▸ **Task goal**
State how many lines of the records contain the string "JSON". Give the number alone.

▸ **Dataset items**
++++++++
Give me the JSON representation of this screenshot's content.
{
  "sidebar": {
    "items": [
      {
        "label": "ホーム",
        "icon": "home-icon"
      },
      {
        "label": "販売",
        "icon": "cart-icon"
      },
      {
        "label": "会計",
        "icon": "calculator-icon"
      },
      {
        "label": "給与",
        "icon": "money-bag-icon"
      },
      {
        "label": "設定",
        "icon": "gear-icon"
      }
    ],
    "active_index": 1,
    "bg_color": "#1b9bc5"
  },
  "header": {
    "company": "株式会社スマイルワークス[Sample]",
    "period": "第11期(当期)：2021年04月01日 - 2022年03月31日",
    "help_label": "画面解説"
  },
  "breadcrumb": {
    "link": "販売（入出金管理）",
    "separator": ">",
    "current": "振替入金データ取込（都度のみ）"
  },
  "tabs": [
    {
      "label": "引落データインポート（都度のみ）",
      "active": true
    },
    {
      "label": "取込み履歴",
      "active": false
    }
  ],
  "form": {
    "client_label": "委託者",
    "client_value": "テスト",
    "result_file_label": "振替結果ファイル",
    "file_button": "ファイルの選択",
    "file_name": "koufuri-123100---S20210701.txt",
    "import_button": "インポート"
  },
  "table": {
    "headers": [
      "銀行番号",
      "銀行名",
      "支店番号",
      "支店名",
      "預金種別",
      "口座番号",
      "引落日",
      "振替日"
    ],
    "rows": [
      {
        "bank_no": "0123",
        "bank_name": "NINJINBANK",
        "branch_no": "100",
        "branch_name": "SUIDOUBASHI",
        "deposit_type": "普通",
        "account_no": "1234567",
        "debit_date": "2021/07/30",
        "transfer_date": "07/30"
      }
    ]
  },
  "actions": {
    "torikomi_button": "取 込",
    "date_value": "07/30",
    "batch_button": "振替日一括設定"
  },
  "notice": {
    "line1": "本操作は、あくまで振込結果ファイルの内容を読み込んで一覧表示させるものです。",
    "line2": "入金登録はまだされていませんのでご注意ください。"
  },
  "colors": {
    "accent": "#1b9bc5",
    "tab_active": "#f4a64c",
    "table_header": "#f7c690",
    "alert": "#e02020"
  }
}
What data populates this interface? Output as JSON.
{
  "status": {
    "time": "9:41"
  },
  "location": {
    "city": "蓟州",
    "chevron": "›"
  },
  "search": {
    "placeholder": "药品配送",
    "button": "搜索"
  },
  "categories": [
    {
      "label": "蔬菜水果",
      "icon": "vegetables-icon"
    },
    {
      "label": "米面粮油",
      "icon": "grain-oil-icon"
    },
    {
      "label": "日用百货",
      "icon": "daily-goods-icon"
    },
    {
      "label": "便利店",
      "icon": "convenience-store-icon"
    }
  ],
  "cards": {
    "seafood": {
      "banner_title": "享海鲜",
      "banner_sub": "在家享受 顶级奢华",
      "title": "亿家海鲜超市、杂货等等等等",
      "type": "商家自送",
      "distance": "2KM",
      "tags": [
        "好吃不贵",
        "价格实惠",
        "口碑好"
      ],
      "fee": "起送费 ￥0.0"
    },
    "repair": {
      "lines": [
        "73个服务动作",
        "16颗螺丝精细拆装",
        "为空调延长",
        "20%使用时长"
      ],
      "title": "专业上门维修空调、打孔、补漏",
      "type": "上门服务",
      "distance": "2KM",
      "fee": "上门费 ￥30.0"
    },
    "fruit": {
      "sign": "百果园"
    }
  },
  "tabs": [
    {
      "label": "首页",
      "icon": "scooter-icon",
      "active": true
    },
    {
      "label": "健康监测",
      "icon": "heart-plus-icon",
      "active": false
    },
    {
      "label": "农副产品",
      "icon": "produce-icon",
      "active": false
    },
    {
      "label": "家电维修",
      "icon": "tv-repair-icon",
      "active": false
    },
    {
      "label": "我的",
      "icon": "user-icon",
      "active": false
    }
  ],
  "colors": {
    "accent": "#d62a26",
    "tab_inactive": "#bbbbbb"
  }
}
++++++++
▸ **Answer to this problem**
2